**Extract provided**:
Common Ground is a visual commentary on life in Hampton Roads. Every 12 weeks a new Virginian-Pilot photographer starts a photo series around a topic of his or her choosing.



Starting May 12: "Day Trips" - a series of essays and images introducing you to some surprising experiences and locations where you can visit and return within a day. Each week a different Virginian-Pilot staff photographer will take you to a destination about 2 hours away or less. Have any ideas for a day trip destination? Email us and let us know!

DAY TRIPS: Science Museum of Virginia - Richmond

 

 

 

"I feel a little strange," says Ainsley Hartman, 8, as she peeks up in an exhibit that mimics a "head on a platter" in the Science Museum of Virginia. “It feels a little creepy,” the child says and looks around at the fake fruit on the platter. Her mother, heather Hartman stands nearby holding a camera.
 
“Come on and pose for Nana,” encourages her mother. Ainsley smiles precociously and then sticks her tongue out playfully as if she's dead. Her mother laughs and then her sister, Clarissa steps up behind to do the same. Afterwards, she and her sister run to poke and prod the another exhibit. It's just what the museum director, Richard Conti wants. “We're a place where we invite you to interact.” Conti, who goes by the official title of Chief Wonder Officer also says, “We make science relative to people.”

**Task instructions**:
[1] According to the piece on the Science Museum of Virginia, what official title does the museum director go by?
[2] Translate this sentence from the Science Museum of Virginia piece into Spanish: "Each week a different Virginian-Pilot staff photographer will take you to a destination about 2 hours away or less."
[3] Continue the day-trip piece on the Science Museum of Virginia, starting after its last sentence.

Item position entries
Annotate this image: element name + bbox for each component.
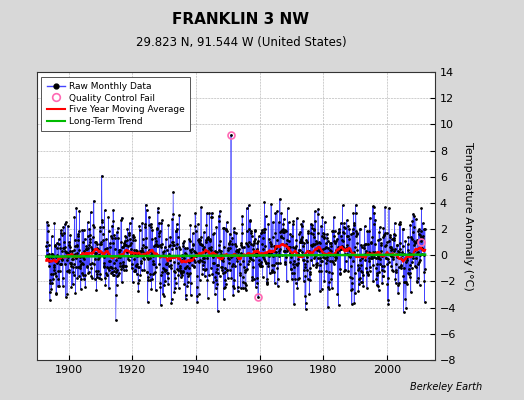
Text: 29.823 N, 91.544 W (United States): 29.823 N, 91.544 W (United States) [136,36,346,49]
Text: Berkeley Earth: Berkeley Earth [410,382,482,392]
Y-axis label: Temperature Anomaly (°C): Temperature Anomaly (°C) [463,142,473,290]
Legend: Raw Monthly Data, Quality Control Fail, Five Year Moving Average, Long-Term Tren: Raw Monthly Data, Quality Control Fail, … [41,76,190,132]
Text: FRANKLIN 3 NW: FRANKLIN 3 NW [172,12,310,27]
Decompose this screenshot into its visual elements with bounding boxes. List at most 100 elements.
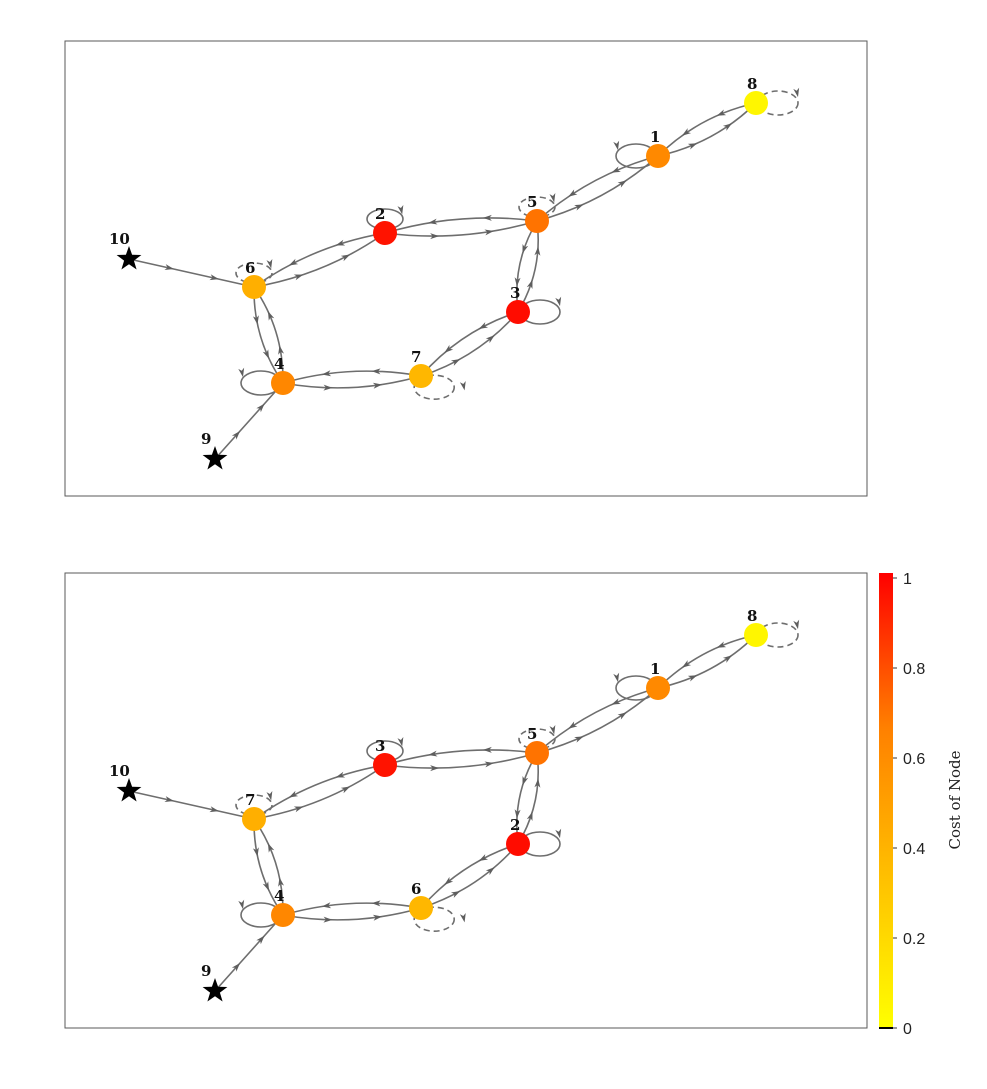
node-7: 7 bbox=[242, 791, 266, 831]
edge-line bbox=[657, 102, 757, 157]
edge-line bbox=[657, 634, 757, 689]
edge-d-g bbox=[282, 907, 422, 923]
node-circle bbox=[242, 807, 266, 831]
edge-arrow-icon bbox=[323, 916, 333, 923]
edge-arrow-icon bbox=[164, 264, 174, 271]
node-circle bbox=[744, 623, 768, 647]
colorbar-tick: 0 bbox=[893, 1021, 912, 1038]
edge-arrow-icon bbox=[485, 335, 495, 344]
edge-line bbox=[282, 370, 422, 384]
edge-arrow-icon bbox=[611, 698, 621, 705]
colorbar-bar bbox=[879, 573, 893, 1028]
edge-line bbox=[384, 217, 538, 234]
edge-line bbox=[420, 843, 519, 909]
edge-e-b bbox=[384, 746, 538, 766]
edge-arrow-icon bbox=[617, 180, 627, 188]
node-circle bbox=[525, 741, 549, 765]
colorbar-tick-label: 0 bbox=[903, 1021, 912, 1038]
node-label: 1 bbox=[650, 128, 660, 146]
edge-arrow-icon bbox=[485, 867, 495, 876]
node-label: 7 bbox=[411, 348, 421, 366]
edge-h-a bbox=[657, 634, 757, 689]
edge-arrow-icon bbox=[267, 843, 275, 853]
node-8: 8 bbox=[744, 75, 768, 115]
edge-arrow-icon bbox=[428, 218, 438, 225]
edge-arrow-icon bbox=[323, 384, 333, 391]
edge-arrow-icon bbox=[484, 761, 494, 768]
node-label: 7 bbox=[245, 791, 255, 809]
self-loop-arrow-icon bbox=[613, 672, 620, 683]
edge-arrow-icon bbox=[522, 775, 529, 786]
edge-line bbox=[657, 102, 757, 157]
edge-arrow-icon bbox=[430, 765, 440, 772]
edge-d-g bbox=[282, 375, 422, 391]
edge-arrow-icon bbox=[687, 675, 698, 682]
edge-b-f bbox=[253, 232, 386, 288]
node-circle bbox=[409, 364, 433, 388]
edge-line bbox=[282, 375, 422, 389]
edge-arrow-icon bbox=[293, 806, 304, 813]
edge-s10-f bbox=[128, 258, 255, 288]
edge-arrow-icon bbox=[478, 854, 489, 861]
edge-arrow-icon bbox=[340, 254, 351, 262]
self-loop-line bbox=[413, 374, 456, 401]
edge-arrow-icon bbox=[478, 322, 489, 329]
edge-arrow-icon bbox=[267, 311, 275, 321]
edge-arrow-icon bbox=[231, 962, 241, 972]
edge-line bbox=[536, 155, 659, 222]
panel-frame-top bbox=[64, 40, 868, 497]
graph-panel-bottom: 1 3 2 4 5 7 6 8 9 10 bbox=[64, 572, 868, 1029]
node-9: 9 bbox=[201, 430, 228, 470]
edge-arrow-icon bbox=[722, 655, 733, 663]
edge-arrow-icon bbox=[262, 881, 270, 891]
colorbar-title: Cost of Node bbox=[946, 750, 964, 849]
node-1: 1 bbox=[646, 128, 670, 168]
edge-arrow-icon bbox=[335, 771, 346, 778]
edge-arrow-icon bbox=[482, 746, 492, 753]
node-label: 8 bbox=[747, 607, 757, 625]
edge-arrow-icon bbox=[444, 344, 454, 353]
edge-g-d bbox=[282, 368, 422, 384]
edge-arrow-icon bbox=[371, 368, 381, 375]
node-circle bbox=[271, 371, 295, 395]
edge-line bbox=[420, 311, 519, 377]
edge-arrow-icon bbox=[321, 902, 332, 909]
edge-f-b bbox=[253, 764, 386, 820]
node-3: 3 bbox=[373, 737, 397, 777]
edge-b-e bbox=[384, 752, 538, 772]
edge-arrow-icon bbox=[288, 790, 299, 798]
edge-b-e bbox=[384, 220, 538, 240]
edge-arrow-icon bbox=[209, 274, 219, 281]
colorbar-tick: 0.4 bbox=[893, 841, 925, 858]
edge-line bbox=[517, 220, 540, 313]
edge-b-f bbox=[253, 764, 386, 820]
edge-arrow-icon bbox=[450, 891, 461, 898]
edge-line bbox=[517, 752, 540, 845]
self-loop-arrow-icon bbox=[238, 367, 245, 378]
edge-a-e bbox=[536, 687, 659, 754]
edge-a-e bbox=[536, 155, 659, 222]
edge-g-c bbox=[420, 843, 519, 909]
node-label: 3 bbox=[375, 737, 385, 755]
node-label: 2 bbox=[375, 205, 385, 223]
node-2: 2 bbox=[506, 816, 530, 856]
self-loop-arrow-icon bbox=[555, 296, 562, 307]
node-5: 5 bbox=[525, 193, 549, 233]
edge-line bbox=[253, 764, 386, 820]
edge-c-g bbox=[420, 843, 519, 909]
colorbar-tick: 1 bbox=[893, 571, 912, 588]
star-icon bbox=[202, 978, 228, 1002]
edge-arrow-icon bbox=[522, 243, 529, 254]
self-loop-arrow-icon bbox=[793, 619, 800, 630]
node-10: 10 bbox=[109, 762, 142, 802]
edge-line bbox=[657, 634, 757, 689]
self-loop-arrow-icon bbox=[549, 192, 556, 203]
panel-frame-bottom bbox=[64, 572, 868, 1029]
edge-s9-d bbox=[214, 382, 284, 460]
edge-line bbox=[253, 232, 386, 288]
edge-arrow-icon bbox=[526, 279, 533, 290]
node-label: 5 bbox=[527, 193, 537, 211]
self-loop-arrow-icon bbox=[266, 258, 273, 269]
edge-arrow-icon bbox=[534, 778, 541, 788]
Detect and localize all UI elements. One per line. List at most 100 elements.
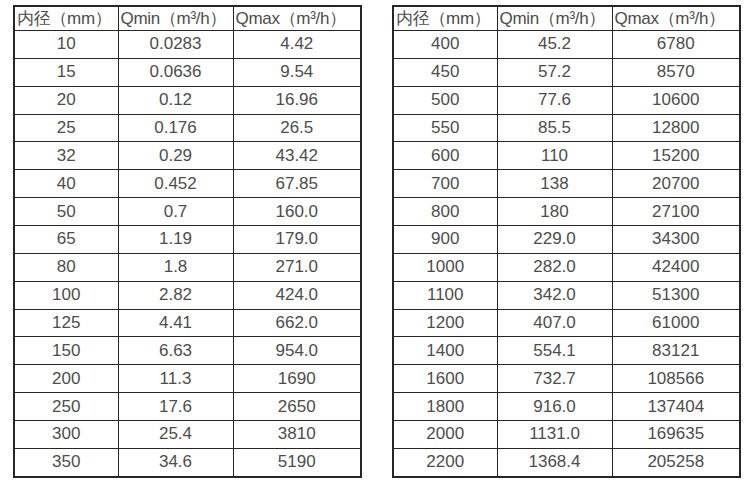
table-cell: 2.82: [118, 281, 233, 309]
table-row: 40045.26780: [393, 31, 740, 59]
table-cell: 138: [497, 170, 612, 198]
column-header-diameter: 内径（mm）: [393, 6, 497, 31]
table-cell: 916.0: [497, 393, 612, 421]
table-cell: 200: [14, 365, 118, 393]
table-cell: 2000: [393, 421, 497, 449]
table-row: 250.17626.5: [14, 114, 361, 142]
table-row: 20011.31690: [14, 365, 361, 393]
table-cell: 4.42: [233, 31, 361, 59]
table-cell: 150: [14, 337, 118, 365]
table-cell: 85.5: [497, 114, 612, 142]
table-row: 1100342.051300: [393, 281, 740, 309]
table-cell: 229.0: [497, 226, 612, 254]
table-row: 55085.512800: [393, 114, 740, 142]
table-row: 500.7160.0: [14, 198, 361, 226]
table-cell: 10: [14, 31, 118, 59]
table-header-row: 内径（mm） Qmin（m³/h） Qmax（m³/h）: [14, 6, 361, 31]
table-cell: 1.8: [118, 253, 233, 281]
table-row: 1600732.7108566: [393, 365, 740, 393]
table-row: 651.19179.0: [14, 226, 361, 254]
table-cell: 65: [14, 226, 118, 254]
table-row: 1002.82424.0: [14, 281, 361, 309]
table-cell: 80: [14, 253, 118, 281]
table-cell: 2650: [233, 393, 361, 421]
table-cell: 45.2: [497, 31, 612, 59]
table-cell: 26.5: [233, 114, 361, 142]
table-cell: 16.96: [233, 86, 361, 114]
table-cell: 180: [497, 198, 612, 226]
table-cell: 25.4: [118, 421, 233, 449]
table-cell: 110: [497, 142, 612, 170]
table-cell: 271.0: [233, 253, 361, 281]
table-cell: 732.7: [497, 365, 612, 393]
table-cell: 600: [393, 142, 497, 170]
table-cell: 15: [14, 58, 118, 86]
table-row: 400.45267.85: [14, 170, 361, 198]
column-header-qmax: Qmax（m³/h）: [612, 6, 740, 31]
table-cell: 407.0: [497, 309, 612, 337]
spec-tables-container: 内径（mm） Qmin（m³/h） Qmax（m³/h） 100.02834.4…: [13, 5, 741, 478]
table-cell: 15200: [612, 142, 740, 170]
table-cell: 42400: [612, 253, 740, 281]
table-cell: 900: [393, 226, 497, 254]
table-cell: 1368.4: [497, 448, 612, 477]
table-row: 80018027100: [393, 198, 740, 226]
column-header-qmin: Qmin（m³/h）: [118, 6, 233, 31]
table-row: 20001131.0169635: [393, 421, 740, 449]
table-cell: 1131.0: [497, 421, 612, 449]
table-cell: 20700: [612, 170, 740, 198]
table-cell: 205258: [612, 448, 740, 477]
table-cell: 800: [393, 198, 497, 226]
table-cell: 12800: [612, 114, 740, 142]
table-cell: 3810: [233, 421, 361, 449]
table-cell: 400: [393, 31, 497, 59]
table-cell: 1400: [393, 337, 497, 365]
table-cell: 0.452: [118, 170, 233, 198]
table-row: 45057.28570: [393, 58, 740, 86]
table-cell: 1000: [393, 253, 497, 281]
table-cell: 4.41: [118, 309, 233, 337]
table-cell: 10600: [612, 86, 740, 114]
table-cell: 25: [14, 114, 118, 142]
table-row: 22001368.4205258: [393, 448, 740, 477]
table-cell: 0.0283: [118, 31, 233, 59]
table-cell: 424.0: [233, 281, 361, 309]
table-cell: 1690: [233, 365, 361, 393]
table-cell: 179.0: [233, 226, 361, 254]
table-cell: 108566: [612, 365, 740, 393]
table-cell: 0.0636: [118, 58, 233, 86]
table-cell: 662.0: [233, 309, 361, 337]
table-cell: 9.54: [233, 58, 361, 86]
table-cell: 350: [14, 448, 118, 477]
table-cell: 40: [14, 170, 118, 198]
table-row: 35034.65190: [14, 448, 361, 477]
table-cell: 550: [393, 114, 497, 142]
table-row: 1400554.183121: [393, 337, 740, 365]
table-body: 40045.2678045057.2857050077.61060055085.…: [393, 31, 740, 478]
table-cell: 0.176: [118, 114, 233, 142]
table-cell: 11.3: [118, 365, 233, 393]
table-row: 900229.034300: [393, 226, 740, 254]
table-cell: 83121: [612, 337, 740, 365]
table-row: 1200407.061000: [393, 309, 740, 337]
table-cell: 5190: [233, 448, 361, 477]
column-header-qmax: Qmax（m³/h）: [233, 6, 361, 31]
table-cell: 43.42: [233, 142, 361, 170]
table-row: 200.1216.96: [14, 86, 361, 114]
table-cell: 6.63: [118, 337, 233, 365]
table-header-row: 内径（mm） Qmin（m³/h） Qmax（m³/h）: [393, 6, 740, 31]
spec-table-large-diameters: 内径（mm） Qmin（m³/h） Qmax（m³/h） 40045.26780…: [392, 5, 741, 478]
table-row: 70013820700: [393, 170, 740, 198]
table-row: 25017.62650: [14, 393, 361, 421]
column-header-qmin: Qmin（m³/h）: [497, 6, 612, 31]
table-cell: 57.2: [497, 58, 612, 86]
table-row: 1254.41662.0: [14, 309, 361, 337]
spec-table-small-diameters: 内径（mm） Qmin（m³/h） Qmax（m³/h） 100.02834.4…: [13, 5, 362, 478]
table-cell: 17.6: [118, 393, 233, 421]
table-cell: 32: [14, 142, 118, 170]
table-row: 30025.43810: [14, 421, 361, 449]
table-cell: 27100: [612, 198, 740, 226]
table-row: 801.8271.0: [14, 253, 361, 281]
table-row: 1000282.042400: [393, 253, 740, 281]
table-cell: 2200: [393, 448, 497, 477]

**Expected responses**:
[1] Chief Wonder Officer

[2] Cada semana, un fotógrafo diferente del personal del Virginian-Pilot te llevará a un destino a unas 2 horas de distancia o menos.

[3]
 
It's perfect for little children like Hartman who says on at least two occasions after playing with different exhibits, “I love science!” Her mother smiles as she looks on. “It's been a lot of fun to explore and have all the technology at your fingertips.”
 
The museum is located in Richmond along Broad Street just outside of downtown, and is less than two hours away from Norfolk. For more information about prices and visiting hours please go to their website at www.smv.org.
 
- ROSS TAYLOR | The Virginian-Pilot
 
 
 
 
An outside picture of the Science Museum of Virginia on Tuesday, May 15, 2012. The museum is now in what used to be the old Broad Street train station.
 
 
 
 
Arabella Brower, 14, left and Anastasia Fasca, 14, study their next move in an oversized-checkers game at the Science Museum of Virginia on Tuesday, May 15, 2012.  They are eighth-graders from Blessed Sacrament Huguenot Catholic School in Powhatan, Virginia and were on a field trip to the museum.
 
 
 
Clarissa Hartman, 10, visits the Science Museum of Virginia on Tuesday, May 15, 2012. Hartman was visiting with her sister, Ainsley, and her mother, Heather, from Raleigh.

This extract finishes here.